• Exercise task
Copy each line with the word "color" in it.

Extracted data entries
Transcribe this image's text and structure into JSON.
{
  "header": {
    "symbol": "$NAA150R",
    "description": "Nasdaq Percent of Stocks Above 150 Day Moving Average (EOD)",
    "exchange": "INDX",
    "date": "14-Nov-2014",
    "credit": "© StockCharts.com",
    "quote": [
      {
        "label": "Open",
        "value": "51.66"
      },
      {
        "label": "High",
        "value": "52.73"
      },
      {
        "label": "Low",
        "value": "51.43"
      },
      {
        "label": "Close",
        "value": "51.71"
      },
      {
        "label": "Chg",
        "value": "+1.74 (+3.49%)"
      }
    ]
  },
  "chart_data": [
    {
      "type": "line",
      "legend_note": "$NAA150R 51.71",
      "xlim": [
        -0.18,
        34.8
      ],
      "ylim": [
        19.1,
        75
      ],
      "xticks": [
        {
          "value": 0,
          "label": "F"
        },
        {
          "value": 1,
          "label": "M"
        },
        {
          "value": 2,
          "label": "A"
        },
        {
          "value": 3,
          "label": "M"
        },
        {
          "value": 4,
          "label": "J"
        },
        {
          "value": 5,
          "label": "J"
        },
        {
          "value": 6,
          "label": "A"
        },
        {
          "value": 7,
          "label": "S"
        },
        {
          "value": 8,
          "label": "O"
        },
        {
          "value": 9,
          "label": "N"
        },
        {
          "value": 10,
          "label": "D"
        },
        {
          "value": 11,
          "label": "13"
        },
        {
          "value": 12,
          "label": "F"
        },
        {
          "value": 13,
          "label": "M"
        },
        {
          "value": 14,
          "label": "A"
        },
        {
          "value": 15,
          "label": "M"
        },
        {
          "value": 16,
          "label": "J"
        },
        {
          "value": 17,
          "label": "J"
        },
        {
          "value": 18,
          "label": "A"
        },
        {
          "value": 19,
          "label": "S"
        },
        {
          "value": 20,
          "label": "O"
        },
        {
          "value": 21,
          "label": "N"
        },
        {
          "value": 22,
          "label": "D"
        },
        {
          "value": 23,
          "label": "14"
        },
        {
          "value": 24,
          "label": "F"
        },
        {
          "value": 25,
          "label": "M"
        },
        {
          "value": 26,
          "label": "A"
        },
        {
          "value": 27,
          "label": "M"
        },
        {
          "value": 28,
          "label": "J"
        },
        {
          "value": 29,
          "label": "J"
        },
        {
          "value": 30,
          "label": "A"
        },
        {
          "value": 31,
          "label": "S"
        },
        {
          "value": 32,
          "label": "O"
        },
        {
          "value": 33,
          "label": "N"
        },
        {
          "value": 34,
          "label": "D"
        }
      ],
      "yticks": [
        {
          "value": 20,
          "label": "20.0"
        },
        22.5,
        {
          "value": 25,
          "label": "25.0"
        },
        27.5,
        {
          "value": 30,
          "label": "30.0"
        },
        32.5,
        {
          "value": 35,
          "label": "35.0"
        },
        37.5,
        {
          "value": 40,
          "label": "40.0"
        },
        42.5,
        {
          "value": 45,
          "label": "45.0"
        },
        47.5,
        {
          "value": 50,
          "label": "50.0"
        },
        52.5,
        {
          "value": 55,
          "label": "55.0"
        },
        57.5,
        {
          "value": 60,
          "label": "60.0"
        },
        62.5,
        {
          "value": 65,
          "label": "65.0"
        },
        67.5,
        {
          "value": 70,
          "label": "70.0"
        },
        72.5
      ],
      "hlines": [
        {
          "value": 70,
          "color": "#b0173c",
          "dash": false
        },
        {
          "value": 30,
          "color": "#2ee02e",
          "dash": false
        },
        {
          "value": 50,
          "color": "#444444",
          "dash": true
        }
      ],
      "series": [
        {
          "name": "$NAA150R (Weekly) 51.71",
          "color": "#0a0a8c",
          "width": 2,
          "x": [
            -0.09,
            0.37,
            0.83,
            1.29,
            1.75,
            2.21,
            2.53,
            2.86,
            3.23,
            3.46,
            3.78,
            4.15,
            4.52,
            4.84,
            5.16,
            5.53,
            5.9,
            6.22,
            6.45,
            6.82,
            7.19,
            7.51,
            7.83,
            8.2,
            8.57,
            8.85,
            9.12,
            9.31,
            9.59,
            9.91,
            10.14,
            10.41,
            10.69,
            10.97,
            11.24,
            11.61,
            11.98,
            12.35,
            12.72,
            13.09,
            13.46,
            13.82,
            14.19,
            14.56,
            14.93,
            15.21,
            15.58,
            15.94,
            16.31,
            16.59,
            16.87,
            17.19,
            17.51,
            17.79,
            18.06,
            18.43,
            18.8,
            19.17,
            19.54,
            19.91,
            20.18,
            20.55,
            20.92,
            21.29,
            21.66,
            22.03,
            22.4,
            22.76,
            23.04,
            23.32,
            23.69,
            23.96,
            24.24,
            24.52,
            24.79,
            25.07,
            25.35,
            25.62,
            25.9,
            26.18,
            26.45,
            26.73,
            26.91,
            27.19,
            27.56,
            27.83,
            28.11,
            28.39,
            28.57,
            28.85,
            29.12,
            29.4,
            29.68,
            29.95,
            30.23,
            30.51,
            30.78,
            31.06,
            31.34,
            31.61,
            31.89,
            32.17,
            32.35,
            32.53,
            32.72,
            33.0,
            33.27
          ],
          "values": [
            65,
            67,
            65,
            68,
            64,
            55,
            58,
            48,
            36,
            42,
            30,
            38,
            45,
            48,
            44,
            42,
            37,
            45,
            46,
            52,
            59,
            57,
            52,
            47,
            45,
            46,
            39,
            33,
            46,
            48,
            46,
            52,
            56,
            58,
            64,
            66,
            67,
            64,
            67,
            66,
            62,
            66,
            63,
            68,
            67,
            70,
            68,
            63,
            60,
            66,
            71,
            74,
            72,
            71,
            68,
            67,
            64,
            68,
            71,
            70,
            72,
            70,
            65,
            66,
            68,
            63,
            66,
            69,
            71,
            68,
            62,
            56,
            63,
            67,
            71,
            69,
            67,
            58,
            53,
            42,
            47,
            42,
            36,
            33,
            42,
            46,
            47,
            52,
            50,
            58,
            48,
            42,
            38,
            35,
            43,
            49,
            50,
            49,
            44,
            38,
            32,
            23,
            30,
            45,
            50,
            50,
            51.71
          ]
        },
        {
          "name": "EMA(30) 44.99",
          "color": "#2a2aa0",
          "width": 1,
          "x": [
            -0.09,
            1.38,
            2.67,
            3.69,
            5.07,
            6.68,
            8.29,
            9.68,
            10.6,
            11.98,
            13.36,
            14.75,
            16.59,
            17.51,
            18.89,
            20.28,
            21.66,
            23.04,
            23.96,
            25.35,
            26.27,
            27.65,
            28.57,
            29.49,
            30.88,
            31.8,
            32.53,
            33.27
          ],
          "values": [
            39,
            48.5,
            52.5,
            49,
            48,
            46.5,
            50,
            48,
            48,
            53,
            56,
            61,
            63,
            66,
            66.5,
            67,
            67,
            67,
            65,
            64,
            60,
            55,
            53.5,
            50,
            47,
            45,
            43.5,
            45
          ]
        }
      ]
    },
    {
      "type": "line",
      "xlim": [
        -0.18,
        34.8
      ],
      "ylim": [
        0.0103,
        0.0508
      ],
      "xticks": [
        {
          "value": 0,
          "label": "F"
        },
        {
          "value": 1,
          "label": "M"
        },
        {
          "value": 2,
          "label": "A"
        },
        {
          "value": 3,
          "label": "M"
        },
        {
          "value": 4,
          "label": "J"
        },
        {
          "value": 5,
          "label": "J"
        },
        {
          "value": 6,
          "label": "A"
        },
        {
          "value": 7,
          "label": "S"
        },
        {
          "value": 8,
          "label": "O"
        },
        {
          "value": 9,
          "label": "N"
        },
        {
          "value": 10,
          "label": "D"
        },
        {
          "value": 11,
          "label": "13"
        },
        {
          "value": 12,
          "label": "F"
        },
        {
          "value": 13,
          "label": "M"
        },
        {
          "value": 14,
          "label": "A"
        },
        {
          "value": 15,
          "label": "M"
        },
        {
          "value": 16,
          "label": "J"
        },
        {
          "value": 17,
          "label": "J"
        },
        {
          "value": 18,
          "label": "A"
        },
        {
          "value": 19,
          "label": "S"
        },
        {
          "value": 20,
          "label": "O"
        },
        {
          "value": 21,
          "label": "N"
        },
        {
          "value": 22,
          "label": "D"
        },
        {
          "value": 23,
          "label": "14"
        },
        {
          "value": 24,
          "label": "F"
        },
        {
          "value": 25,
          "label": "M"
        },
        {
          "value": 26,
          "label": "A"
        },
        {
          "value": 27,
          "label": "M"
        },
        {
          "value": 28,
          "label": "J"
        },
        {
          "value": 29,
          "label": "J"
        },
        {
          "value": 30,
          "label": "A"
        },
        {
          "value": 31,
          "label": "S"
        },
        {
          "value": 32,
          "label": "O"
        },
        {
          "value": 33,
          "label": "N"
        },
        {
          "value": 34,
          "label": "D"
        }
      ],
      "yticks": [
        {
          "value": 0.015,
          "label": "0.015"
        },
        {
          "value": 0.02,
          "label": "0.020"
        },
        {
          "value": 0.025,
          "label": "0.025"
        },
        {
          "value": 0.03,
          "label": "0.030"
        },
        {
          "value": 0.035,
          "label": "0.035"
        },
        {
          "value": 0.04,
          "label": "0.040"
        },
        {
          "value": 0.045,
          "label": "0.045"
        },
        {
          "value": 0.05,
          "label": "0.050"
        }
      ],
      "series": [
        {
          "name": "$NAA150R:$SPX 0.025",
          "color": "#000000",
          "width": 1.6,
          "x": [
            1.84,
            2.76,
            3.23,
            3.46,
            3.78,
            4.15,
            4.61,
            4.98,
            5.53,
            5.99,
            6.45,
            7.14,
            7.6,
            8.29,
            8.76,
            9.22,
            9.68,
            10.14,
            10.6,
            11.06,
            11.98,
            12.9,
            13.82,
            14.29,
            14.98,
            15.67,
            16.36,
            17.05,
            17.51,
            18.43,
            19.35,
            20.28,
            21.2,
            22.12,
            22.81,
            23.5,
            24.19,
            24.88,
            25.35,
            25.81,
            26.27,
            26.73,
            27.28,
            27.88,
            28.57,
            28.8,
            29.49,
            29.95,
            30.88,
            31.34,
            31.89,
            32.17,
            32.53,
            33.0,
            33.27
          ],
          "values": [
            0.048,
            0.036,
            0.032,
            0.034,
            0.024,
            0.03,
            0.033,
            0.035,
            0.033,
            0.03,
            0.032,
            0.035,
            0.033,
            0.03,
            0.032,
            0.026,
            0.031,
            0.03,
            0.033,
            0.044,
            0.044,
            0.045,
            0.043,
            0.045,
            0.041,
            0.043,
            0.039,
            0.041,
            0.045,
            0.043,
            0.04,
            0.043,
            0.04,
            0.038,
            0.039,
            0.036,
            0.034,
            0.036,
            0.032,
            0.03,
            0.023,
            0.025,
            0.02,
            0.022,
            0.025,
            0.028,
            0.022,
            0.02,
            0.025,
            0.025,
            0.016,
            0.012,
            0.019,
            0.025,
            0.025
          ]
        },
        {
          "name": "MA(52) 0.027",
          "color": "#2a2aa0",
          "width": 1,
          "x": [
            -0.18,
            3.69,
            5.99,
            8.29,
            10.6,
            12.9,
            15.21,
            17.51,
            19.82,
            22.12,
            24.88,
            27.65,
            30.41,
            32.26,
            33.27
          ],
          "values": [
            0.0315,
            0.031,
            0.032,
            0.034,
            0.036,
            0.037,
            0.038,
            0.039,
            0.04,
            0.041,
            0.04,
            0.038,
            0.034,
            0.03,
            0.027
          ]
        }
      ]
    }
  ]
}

• Output below
          "color": "#b0173c",
          "color": "#2ee02e",
          "color": "#444444",
          "color": "#0a0a8c",
          "color": "#2a2aa0",
          "color": "#000000",
          "color": "#2a2aa0",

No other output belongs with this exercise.